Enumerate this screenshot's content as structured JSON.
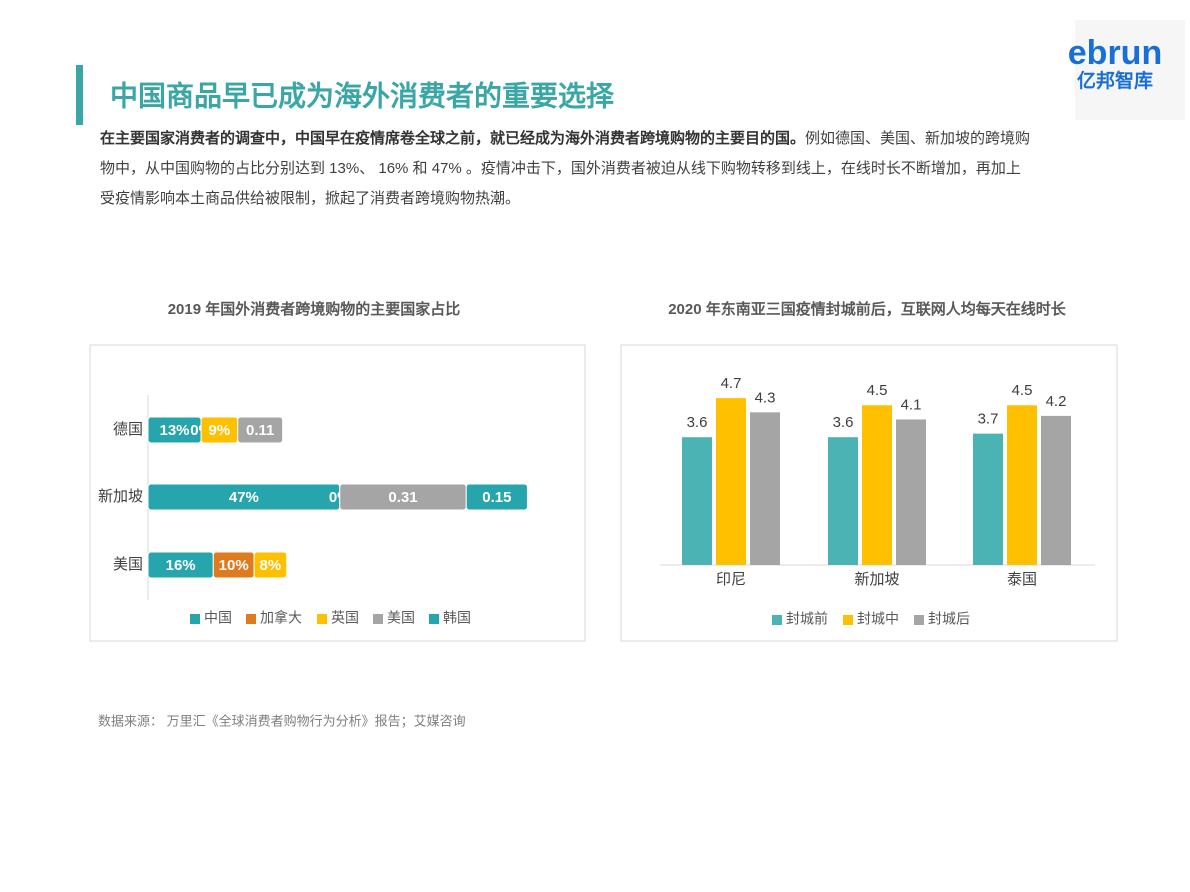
{
  "header": {
    "title": "中国商品早已成为海外消费者的重要选择",
    "logo_top": "ebrun",
    "logo_bottom": "亿邦智库"
  },
  "paragraph": {
    "bold": "在主要国家消费者的调查中，中国早在疫情席卷全球之前，就已经成为海外消费者跨境购物的主要目的国。",
    "text": "例如德国、美国、新加坡的跨境购物中，从中国购物的占比分别达到 13%、 16% 和 47% 。疫情冲击下，国外消费者被迫从线下购物转移到线上，在线时长不断增加，再加上受疫情影响本土商品供给被限制，掀起了消费者跨境购物热潮。"
  },
  "source": "数据来源： 万里汇《全球消费者购物行为分析》报告；艾媒咨询",
  "chart_data": [
    {
      "type": "bar",
      "orientation": "horizontal",
      "stacked": true,
      "title": "2019 年国外消费者跨境购物的主要国家占比",
      "categories": [
        "德国",
        "新加坡",
        "美国"
      ],
      "series": [
        {
          "name": "中国",
          "color": "#26a5ad",
          "values": [
            13,
            47,
            16
          ],
          "value_labels": [
            "13%",
            "47%",
            "16%"
          ]
        },
        {
          "name": "加拿大",
          "color": "#e07a1f",
          "values": [
            0,
            0,
            10
          ],
          "value_labels": [
            "0%",
            "0%",
            "10%"
          ]
        },
        {
          "name": "英国",
          "color": "#ffc000",
          "values": [
            9,
            null,
            8
          ],
          "value_labels": [
            "9%",
            null,
            "8%"
          ]
        },
        {
          "name": "美国",
          "color": "#a5a5a5",
          "values": [
            11,
            31,
            null
          ],
          "value_labels": [
            "0.11",
            "0.31",
            null
          ]
        },
        {
          "name": "韩国",
          "color": "#26a5ad",
          "values": [
            null,
            15,
            null
          ],
          "value_labels": [
            null,
            "0.15",
            null
          ]
        }
      ],
      "legend": "bottom"
    },
    {
      "type": "bar",
      "orientation": "vertical",
      "stacked": false,
      "title": "2020 年东南亚三国疫情封城前后，互联网人均每天在线时长",
      "categories": [
        "印尼",
        "新加坡",
        "泰国"
      ],
      "series": [
        {
          "name": "封城前",
          "color": "#4bb3b3",
          "values": [
            3.6,
            3.6,
            3.7
          ]
        },
        {
          "name": "封城中",
          "color": "#ffc000",
          "values": [
            4.7,
            4.5,
            4.5
          ]
        },
        {
          "name": "封城后",
          "color": "#a5a5a5",
          "values": [
            4.3,
            4.1,
            4.2
          ]
        }
      ],
      "legend": "bottom"
    }
  ]
}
■ ■ ■
* **What is required**: Return the records exactly. Don't carry the pictures over.

* **Answer to this task**:
Enumerate this screenshot's content as structured JSON.
{
  "header": {
    "title": "中国商品早已成为海外消费者的重要选择",
    "logo_top": "ebrun",
    "logo_bottom": "亿邦智库"
  },
  "paragraph": {
    "bold": "在主要国家消费者的调查中，中国早在疫情席卷全球之前，就已经成为海外消费者跨境购物的主要目的国。",
    "text": "例如德国、美国、新加坡的跨境购物中，从中国购物的占比分别达到 13%、 16% 和 47% 。疫情冲击下，国外消费者被迫从线下购物转移到线上，在线时长不断增加，再加上受疫情影响本土商品供给被限制，掀起了消费者跨境购物热潮。"
  },
  "source": "数据来源： 万里汇《全球消费者购物行为分析》报告；艾媒咨询",
  "chart_data": [
    {
      "type": "bar",
      "orientation": "horizontal",
      "stacked": true,
      "title": "2019 年国外消费者跨境购物的主要国家占比",
      "categories": [
        "德国",
        "新加坡",
        "美国"
      ],
      "series": [
        {
          "name": "中国",
          "color": "#26a5ad",
          "values": [
            13,
            47,
            16
          ],
          "value_labels": [
            "13%",
            "47%",
            "16%"
          ]
        },
        {
          "name": "加拿大",
          "color": "#e07a1f",
          "values": [
            0,
            0,
            10
          ],
          "value_labels": [
            "0%",
            "0%",
            "10%"
          ]
        },
        {
          "name": "英国",
          "color": "#ffc000",
          "values": [
            9,
            null,
            8
          ],
          "value_labels": [
            "9%",
            null,
            "8%"
          ]
        },
        {
          "name": "美国",
          "color": "#a5a5a5",
          "values": [
            11,
            31,
            null
          ],
          "value_labels": [
            "0.11",
            "0.31",
            null
          ]
        },
        {
          "name": "韩国",
          "color": "#26a5ad",
          "values": [
            null,
            15,
            null
          ],
          "value_labels": [
            null,
            "0.15",
            null
          ]
        }
      ],
      "legend": "bottom"
    },
    {
      "type": "bar",
      "orientation": "vertical",
      "stacked": false,
      "title": "2020 年东南亚三国疫情封城前后，互联网人均每天在线时长",
      "categories": [
        "印尼",
        "新加坡",
        "泰国"
      ],
      "series": [
        {
          "name": "封城前",
          "color": "#4bb3b3",
          "values": [
            3.6,
            3.6,
            3.7
          ]
        },
        {
          "name": "封城中",
          "color": "#ffc000",
          "values": [
            4.7,
            4.5,
            4.5
          ]
        },
        {
          "name": "封城后",
          "color": "#a5a5a5",
          "values": [
            4.3,
            4.1,
            4.2
          ]
        }
      ],
      "legend": "bottom"
    }
  ]
}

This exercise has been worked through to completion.